--- BEGIN Data section ---

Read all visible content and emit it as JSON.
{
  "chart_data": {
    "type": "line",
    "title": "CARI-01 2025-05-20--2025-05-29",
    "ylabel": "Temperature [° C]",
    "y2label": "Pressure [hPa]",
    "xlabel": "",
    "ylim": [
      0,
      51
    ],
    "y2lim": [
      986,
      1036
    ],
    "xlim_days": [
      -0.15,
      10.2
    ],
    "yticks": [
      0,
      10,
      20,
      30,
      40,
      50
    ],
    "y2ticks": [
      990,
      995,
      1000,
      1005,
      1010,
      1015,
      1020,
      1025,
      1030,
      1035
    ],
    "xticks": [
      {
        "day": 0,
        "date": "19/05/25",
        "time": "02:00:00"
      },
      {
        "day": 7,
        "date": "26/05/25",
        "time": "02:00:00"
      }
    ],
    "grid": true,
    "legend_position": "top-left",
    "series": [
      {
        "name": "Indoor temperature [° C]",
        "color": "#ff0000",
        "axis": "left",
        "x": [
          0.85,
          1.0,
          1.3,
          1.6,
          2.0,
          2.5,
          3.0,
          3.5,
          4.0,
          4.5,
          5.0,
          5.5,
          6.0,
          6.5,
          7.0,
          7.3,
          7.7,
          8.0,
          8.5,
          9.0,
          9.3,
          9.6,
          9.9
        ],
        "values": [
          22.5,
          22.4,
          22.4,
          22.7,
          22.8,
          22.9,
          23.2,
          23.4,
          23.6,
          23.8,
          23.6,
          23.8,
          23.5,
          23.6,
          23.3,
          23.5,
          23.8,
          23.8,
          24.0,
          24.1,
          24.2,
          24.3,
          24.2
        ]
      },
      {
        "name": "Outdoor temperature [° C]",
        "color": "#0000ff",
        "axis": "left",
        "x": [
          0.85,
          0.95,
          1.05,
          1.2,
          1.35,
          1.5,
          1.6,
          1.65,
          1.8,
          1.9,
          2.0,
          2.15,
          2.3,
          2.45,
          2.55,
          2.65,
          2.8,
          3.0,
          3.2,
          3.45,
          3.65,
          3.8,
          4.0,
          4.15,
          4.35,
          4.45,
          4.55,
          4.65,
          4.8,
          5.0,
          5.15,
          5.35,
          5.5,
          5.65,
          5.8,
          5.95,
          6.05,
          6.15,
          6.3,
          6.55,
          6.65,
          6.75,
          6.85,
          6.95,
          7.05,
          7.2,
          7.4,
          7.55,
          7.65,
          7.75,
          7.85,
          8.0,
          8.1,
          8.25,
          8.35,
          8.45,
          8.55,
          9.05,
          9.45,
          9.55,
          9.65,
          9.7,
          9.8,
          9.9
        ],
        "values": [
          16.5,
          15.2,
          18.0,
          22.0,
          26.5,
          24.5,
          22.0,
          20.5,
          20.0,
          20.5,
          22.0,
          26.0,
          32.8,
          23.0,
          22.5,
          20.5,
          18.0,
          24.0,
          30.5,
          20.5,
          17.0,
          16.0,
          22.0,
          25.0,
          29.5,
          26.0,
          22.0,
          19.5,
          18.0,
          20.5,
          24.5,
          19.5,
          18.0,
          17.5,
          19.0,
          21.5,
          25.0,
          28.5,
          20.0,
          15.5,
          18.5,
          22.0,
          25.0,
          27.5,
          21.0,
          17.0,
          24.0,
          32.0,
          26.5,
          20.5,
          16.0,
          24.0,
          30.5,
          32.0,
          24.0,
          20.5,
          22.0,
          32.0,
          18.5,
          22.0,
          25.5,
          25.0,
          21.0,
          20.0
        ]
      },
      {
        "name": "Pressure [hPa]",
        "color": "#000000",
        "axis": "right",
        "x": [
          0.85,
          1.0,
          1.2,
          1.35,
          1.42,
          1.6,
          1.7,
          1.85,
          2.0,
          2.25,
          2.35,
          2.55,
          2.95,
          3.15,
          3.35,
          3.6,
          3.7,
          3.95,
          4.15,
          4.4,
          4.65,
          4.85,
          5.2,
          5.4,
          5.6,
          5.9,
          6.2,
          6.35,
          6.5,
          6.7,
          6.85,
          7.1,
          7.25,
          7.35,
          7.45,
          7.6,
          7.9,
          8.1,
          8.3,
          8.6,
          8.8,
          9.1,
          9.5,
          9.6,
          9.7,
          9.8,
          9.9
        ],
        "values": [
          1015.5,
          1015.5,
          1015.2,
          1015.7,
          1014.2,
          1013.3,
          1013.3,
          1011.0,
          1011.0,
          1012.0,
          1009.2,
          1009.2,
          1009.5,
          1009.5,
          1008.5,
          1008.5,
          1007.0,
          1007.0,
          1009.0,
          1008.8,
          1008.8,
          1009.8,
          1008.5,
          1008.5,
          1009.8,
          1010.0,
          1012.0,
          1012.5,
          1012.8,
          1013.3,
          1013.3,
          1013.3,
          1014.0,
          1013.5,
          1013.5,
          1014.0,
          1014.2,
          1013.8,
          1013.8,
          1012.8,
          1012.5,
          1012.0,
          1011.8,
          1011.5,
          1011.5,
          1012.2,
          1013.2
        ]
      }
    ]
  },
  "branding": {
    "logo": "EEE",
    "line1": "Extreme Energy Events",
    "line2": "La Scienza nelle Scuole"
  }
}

--- END Data section ---

* Directive: Filter the records down to the lines that contain the string "Pressure", and copy those lines.

* The response:
    "y2label": "Pressure [hPa]",
        "name": "Pressure [hPa]",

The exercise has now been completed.